Work to complete. In the following material, identify every line holding the string "title" and return it.

Data listing.
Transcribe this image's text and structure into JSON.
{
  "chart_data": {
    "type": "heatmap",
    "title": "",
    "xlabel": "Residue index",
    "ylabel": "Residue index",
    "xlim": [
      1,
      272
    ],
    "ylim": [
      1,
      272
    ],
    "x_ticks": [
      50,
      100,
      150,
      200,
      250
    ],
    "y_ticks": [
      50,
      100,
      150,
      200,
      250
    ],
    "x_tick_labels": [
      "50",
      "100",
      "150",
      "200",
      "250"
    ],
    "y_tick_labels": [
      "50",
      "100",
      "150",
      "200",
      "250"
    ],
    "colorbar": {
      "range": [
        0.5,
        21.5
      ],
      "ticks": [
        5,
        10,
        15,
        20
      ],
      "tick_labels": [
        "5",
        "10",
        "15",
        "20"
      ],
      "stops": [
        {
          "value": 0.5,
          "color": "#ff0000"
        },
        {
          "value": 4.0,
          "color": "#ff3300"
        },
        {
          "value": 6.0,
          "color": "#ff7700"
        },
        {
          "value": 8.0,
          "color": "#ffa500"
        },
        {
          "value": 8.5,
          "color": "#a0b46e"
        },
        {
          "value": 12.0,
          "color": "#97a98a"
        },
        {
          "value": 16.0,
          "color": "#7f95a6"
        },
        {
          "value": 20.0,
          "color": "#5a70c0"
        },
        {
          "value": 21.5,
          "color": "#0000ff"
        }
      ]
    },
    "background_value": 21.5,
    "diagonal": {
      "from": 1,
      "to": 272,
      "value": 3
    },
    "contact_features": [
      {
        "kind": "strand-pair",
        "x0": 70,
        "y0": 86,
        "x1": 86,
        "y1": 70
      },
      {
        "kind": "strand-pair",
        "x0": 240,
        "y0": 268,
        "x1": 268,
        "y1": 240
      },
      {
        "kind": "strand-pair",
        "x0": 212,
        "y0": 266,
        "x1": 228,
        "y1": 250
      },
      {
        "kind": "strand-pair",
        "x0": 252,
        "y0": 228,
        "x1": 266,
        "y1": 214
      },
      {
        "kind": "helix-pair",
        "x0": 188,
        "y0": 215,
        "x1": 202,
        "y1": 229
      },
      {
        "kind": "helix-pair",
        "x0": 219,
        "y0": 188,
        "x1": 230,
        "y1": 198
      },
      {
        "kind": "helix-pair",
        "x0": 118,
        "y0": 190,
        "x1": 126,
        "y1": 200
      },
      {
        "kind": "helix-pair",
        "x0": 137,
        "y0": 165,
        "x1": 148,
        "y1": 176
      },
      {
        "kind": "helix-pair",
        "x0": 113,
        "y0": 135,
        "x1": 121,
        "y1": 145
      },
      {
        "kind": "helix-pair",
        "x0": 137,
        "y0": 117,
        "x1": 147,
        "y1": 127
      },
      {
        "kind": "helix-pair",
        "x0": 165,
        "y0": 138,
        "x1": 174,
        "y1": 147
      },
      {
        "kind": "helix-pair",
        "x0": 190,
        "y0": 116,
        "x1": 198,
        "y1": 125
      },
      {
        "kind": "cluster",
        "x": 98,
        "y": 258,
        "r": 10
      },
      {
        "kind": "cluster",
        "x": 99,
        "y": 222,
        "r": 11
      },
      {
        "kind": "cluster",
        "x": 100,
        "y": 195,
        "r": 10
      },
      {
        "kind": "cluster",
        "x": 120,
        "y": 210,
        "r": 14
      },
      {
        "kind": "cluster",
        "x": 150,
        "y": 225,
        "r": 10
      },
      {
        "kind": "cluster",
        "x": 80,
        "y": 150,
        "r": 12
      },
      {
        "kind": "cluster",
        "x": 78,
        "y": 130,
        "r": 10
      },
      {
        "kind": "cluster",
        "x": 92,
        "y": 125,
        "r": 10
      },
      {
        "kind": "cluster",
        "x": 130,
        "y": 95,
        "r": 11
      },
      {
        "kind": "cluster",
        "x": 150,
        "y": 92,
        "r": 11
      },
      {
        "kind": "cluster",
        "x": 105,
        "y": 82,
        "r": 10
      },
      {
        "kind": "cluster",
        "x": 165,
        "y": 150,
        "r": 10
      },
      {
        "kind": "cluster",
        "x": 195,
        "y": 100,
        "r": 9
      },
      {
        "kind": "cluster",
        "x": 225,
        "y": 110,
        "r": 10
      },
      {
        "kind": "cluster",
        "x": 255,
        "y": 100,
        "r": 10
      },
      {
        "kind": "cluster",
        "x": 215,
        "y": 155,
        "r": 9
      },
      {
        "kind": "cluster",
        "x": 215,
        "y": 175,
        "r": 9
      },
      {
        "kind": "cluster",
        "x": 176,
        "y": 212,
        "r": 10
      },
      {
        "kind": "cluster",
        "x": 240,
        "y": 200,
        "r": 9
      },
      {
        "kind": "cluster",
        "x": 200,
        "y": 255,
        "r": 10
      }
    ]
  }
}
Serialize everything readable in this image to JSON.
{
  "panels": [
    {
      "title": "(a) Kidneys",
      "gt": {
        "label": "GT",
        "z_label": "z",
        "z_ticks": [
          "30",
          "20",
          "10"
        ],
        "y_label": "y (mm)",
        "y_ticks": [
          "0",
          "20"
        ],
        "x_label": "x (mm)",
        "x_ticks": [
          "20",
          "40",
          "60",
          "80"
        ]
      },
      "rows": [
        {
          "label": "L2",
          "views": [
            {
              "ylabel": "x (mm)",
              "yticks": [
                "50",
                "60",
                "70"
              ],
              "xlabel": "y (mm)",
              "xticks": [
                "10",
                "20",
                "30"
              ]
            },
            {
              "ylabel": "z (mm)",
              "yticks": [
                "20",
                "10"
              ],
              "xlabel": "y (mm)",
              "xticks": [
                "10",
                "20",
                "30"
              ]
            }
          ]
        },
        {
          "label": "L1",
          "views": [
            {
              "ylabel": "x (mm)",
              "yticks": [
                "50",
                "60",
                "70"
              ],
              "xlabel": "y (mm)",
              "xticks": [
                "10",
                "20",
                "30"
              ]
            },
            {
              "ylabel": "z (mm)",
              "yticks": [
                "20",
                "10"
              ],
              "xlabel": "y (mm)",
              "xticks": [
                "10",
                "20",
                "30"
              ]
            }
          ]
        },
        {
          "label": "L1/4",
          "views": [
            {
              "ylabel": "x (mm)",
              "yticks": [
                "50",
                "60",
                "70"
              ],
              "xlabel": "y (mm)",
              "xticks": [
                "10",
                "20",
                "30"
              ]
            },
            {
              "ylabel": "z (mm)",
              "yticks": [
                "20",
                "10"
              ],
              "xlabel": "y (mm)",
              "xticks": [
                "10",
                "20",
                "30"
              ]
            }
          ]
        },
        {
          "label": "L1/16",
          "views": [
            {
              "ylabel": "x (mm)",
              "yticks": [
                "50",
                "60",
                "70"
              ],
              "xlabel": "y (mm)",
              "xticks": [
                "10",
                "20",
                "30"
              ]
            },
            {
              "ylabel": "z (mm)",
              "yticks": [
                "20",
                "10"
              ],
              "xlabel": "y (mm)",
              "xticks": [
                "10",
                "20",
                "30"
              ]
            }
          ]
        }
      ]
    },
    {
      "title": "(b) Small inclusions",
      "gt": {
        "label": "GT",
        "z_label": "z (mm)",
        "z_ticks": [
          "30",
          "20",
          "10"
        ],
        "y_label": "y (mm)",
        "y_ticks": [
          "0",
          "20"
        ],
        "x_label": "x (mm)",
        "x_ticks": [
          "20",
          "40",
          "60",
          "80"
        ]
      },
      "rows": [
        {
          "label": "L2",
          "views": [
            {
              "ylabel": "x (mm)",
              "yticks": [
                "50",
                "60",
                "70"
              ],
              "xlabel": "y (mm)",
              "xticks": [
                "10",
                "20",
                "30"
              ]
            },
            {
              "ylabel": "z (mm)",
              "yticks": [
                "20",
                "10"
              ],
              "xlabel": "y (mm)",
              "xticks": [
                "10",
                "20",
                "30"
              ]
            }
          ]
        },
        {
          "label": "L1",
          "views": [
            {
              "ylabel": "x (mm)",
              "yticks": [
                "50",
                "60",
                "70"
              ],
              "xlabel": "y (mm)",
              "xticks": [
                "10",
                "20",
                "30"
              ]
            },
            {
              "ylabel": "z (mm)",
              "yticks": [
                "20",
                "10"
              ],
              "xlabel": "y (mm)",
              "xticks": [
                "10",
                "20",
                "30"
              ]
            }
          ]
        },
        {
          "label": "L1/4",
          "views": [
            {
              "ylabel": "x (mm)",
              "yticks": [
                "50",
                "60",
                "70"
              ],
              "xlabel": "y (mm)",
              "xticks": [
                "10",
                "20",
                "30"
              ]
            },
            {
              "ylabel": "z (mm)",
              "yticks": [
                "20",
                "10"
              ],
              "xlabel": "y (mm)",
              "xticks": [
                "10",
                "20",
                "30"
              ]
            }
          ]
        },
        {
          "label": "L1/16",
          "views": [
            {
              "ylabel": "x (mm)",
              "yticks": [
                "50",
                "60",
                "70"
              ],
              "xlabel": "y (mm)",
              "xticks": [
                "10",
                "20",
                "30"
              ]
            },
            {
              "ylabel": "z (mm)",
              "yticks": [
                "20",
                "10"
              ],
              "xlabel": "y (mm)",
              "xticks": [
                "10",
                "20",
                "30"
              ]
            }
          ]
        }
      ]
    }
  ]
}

Right answer.
    "title": "",
      "title": "(a) Kidneys",
      "title": "(b) Small inclusions",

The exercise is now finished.